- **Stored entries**
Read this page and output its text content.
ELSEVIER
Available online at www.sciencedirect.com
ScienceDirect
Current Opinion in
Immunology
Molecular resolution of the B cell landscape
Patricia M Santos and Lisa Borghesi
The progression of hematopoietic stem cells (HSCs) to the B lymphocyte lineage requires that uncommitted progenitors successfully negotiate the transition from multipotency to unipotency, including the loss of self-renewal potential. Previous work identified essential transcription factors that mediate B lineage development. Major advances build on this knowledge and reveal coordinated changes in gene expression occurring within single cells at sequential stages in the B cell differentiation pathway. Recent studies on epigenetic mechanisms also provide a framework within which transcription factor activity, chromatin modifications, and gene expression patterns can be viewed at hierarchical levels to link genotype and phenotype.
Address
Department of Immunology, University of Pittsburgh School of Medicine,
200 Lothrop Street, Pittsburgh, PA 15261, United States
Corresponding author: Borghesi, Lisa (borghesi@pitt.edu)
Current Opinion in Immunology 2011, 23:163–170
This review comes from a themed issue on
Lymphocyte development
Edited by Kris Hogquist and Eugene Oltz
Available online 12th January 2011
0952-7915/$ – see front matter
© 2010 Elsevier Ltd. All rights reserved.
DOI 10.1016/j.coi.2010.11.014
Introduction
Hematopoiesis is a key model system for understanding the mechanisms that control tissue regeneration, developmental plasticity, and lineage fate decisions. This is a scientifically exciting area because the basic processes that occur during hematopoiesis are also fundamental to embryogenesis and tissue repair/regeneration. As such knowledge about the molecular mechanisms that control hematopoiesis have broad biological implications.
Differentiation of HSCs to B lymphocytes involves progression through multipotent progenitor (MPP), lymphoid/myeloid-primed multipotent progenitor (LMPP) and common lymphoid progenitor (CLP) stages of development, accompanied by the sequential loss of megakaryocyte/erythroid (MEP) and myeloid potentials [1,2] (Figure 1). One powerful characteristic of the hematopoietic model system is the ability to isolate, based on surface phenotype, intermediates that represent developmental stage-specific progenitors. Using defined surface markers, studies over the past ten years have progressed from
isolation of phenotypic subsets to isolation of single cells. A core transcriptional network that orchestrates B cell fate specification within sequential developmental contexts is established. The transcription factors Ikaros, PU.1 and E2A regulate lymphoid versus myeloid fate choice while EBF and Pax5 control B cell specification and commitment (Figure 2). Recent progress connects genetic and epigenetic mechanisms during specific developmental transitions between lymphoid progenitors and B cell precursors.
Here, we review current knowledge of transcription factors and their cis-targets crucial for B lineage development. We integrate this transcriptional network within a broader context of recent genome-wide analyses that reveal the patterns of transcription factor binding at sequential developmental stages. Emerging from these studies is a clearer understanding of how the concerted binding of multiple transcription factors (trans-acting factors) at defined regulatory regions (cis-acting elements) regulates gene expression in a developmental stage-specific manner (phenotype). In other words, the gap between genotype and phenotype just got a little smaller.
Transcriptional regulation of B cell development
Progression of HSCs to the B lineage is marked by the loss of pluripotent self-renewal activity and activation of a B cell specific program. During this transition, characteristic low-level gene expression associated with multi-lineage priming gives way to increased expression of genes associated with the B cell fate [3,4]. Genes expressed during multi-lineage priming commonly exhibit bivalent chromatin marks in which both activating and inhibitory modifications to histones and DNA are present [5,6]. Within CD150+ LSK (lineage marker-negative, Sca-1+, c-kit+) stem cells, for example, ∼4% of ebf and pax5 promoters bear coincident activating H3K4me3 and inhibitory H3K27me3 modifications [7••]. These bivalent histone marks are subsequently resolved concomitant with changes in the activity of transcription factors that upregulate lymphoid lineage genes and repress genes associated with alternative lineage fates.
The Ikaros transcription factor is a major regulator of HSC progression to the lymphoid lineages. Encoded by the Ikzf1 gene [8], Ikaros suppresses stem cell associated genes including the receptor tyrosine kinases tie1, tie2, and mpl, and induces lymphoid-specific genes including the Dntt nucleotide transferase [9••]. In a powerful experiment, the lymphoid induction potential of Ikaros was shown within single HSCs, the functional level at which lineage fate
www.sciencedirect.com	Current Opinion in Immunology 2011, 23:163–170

- **ACTION ITEM**
Copy from the entries only those lines that hold the word "Lisa".

- **FINISHED TASK**
Patricia M Santos and Lisa Borghesi
Corresponding author: Borghesi, Lisa (borghesi@pitt.edu)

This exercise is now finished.